- **TASK BRIEF**
Copy each line of the data below with the word "category".

- **DATA SHOWN**

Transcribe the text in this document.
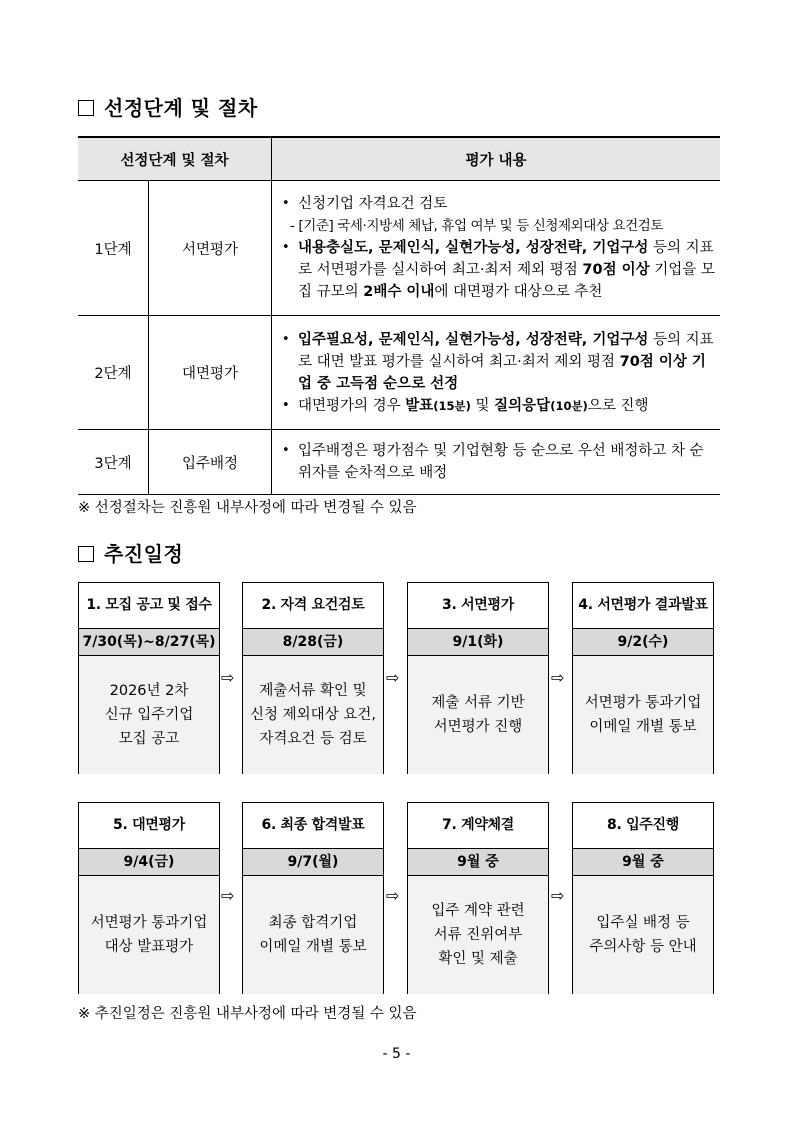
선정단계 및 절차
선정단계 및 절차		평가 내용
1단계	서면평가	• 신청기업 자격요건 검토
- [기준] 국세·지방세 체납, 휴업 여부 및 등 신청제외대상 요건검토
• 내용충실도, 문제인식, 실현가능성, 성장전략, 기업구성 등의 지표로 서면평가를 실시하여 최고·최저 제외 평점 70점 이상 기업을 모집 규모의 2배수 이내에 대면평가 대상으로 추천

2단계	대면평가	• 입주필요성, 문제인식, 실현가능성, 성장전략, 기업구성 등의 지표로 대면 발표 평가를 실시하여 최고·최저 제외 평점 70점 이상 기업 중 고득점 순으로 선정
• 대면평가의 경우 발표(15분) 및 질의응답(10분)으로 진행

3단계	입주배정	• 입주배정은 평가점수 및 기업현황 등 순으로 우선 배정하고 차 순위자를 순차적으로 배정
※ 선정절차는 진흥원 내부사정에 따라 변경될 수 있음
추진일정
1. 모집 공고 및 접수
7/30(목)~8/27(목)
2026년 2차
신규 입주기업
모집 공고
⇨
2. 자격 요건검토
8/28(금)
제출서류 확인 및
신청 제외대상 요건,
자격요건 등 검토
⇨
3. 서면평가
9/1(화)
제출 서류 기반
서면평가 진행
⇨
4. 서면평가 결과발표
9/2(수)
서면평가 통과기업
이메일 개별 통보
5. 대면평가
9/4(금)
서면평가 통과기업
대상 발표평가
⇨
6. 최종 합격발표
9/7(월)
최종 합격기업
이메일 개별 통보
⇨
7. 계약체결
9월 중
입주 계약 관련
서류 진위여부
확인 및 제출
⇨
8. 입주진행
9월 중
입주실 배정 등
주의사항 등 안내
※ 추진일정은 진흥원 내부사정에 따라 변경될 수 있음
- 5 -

* * *

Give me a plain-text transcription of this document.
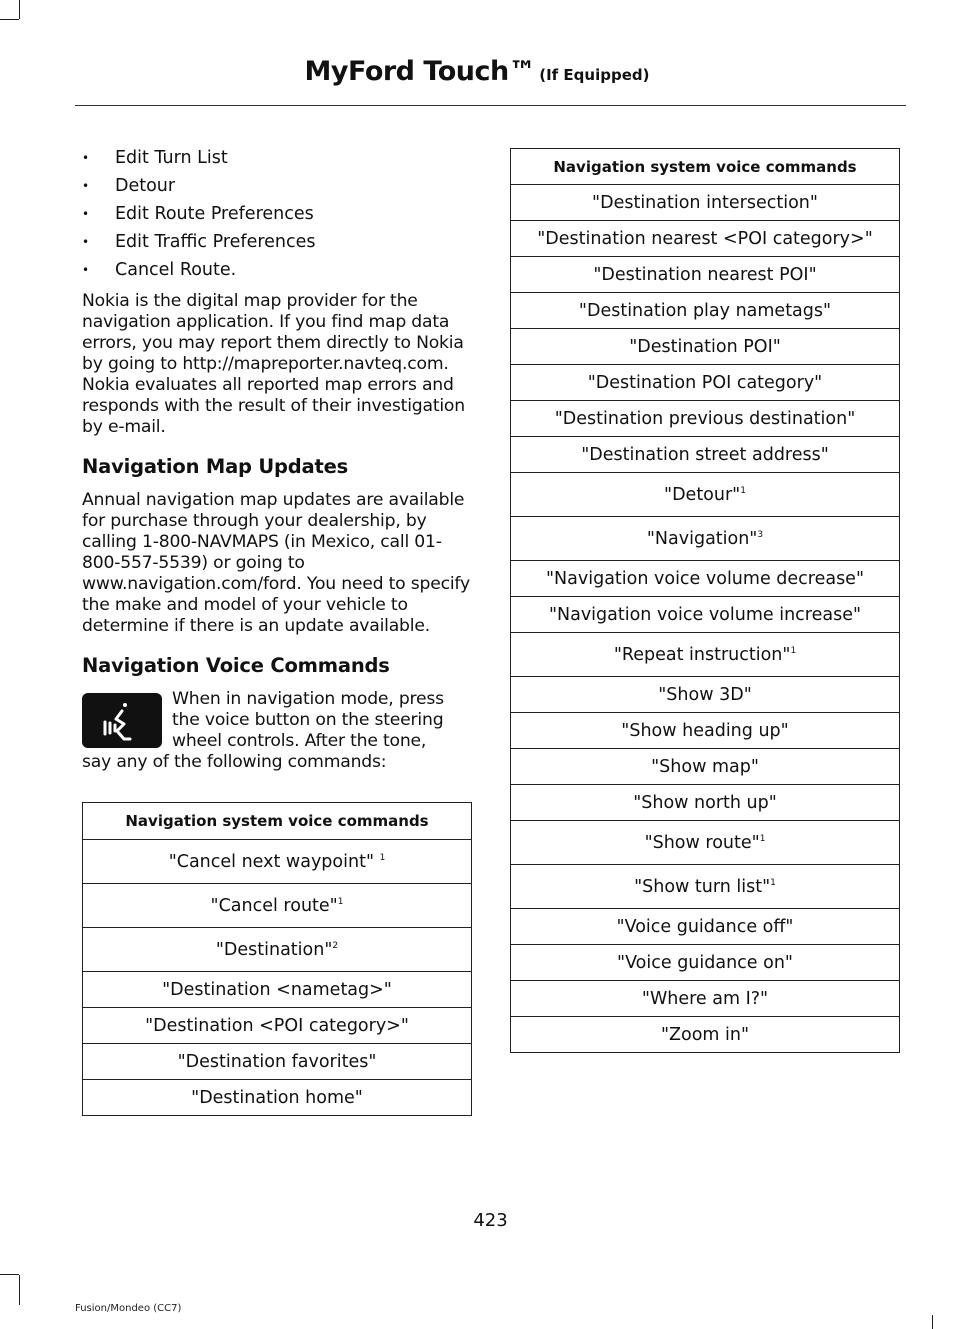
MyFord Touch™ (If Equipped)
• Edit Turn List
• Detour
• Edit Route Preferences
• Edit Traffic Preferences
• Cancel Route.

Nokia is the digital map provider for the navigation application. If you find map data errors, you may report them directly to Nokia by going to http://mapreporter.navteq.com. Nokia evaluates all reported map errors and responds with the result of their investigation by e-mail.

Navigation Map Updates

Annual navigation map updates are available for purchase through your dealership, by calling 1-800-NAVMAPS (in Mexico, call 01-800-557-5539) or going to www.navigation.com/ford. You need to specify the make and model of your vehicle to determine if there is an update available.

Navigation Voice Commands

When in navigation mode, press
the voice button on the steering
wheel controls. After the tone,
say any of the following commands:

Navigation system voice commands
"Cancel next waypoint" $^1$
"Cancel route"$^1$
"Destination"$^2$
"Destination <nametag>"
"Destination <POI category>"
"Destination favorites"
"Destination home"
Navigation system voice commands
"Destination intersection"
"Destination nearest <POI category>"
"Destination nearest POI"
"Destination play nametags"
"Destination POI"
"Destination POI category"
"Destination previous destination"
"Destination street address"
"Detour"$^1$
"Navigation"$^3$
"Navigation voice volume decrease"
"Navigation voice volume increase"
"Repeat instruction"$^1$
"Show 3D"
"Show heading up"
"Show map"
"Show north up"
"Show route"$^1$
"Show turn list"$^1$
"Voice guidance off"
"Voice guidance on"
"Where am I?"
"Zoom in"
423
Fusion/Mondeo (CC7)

==

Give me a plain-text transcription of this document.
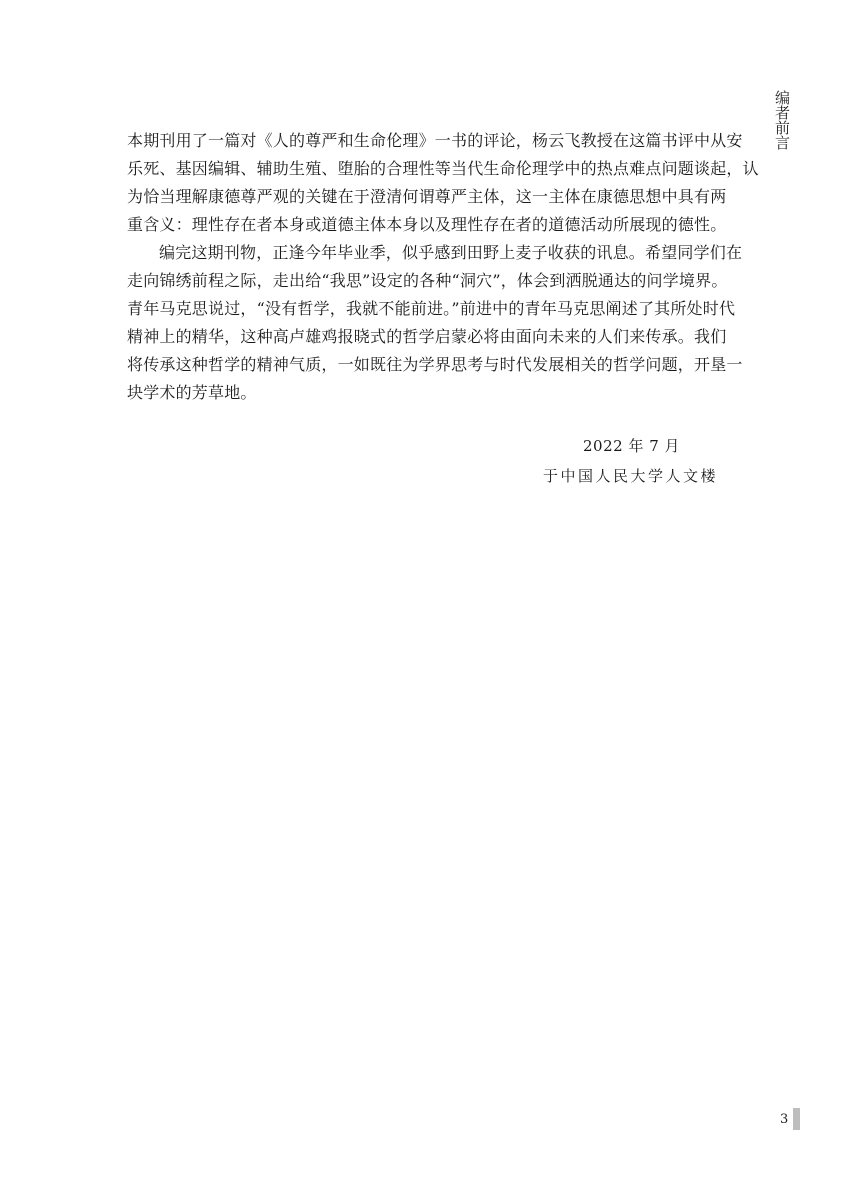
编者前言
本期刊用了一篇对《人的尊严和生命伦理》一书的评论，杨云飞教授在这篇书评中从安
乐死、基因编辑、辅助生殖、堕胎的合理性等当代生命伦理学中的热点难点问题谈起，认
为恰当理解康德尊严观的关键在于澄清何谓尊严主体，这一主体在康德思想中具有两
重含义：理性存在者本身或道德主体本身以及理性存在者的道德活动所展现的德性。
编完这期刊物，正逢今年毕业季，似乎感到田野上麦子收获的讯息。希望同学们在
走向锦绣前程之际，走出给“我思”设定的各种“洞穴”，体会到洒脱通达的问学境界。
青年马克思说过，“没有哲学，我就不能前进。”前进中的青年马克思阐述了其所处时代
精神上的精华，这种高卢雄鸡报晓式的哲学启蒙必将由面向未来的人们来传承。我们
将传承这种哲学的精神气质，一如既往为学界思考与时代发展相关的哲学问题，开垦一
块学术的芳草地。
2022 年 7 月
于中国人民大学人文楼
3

- **WRITTEN ANSWER**
"Destination <POI category>"
"Destination nearest <POI category>"
"Destination POI category"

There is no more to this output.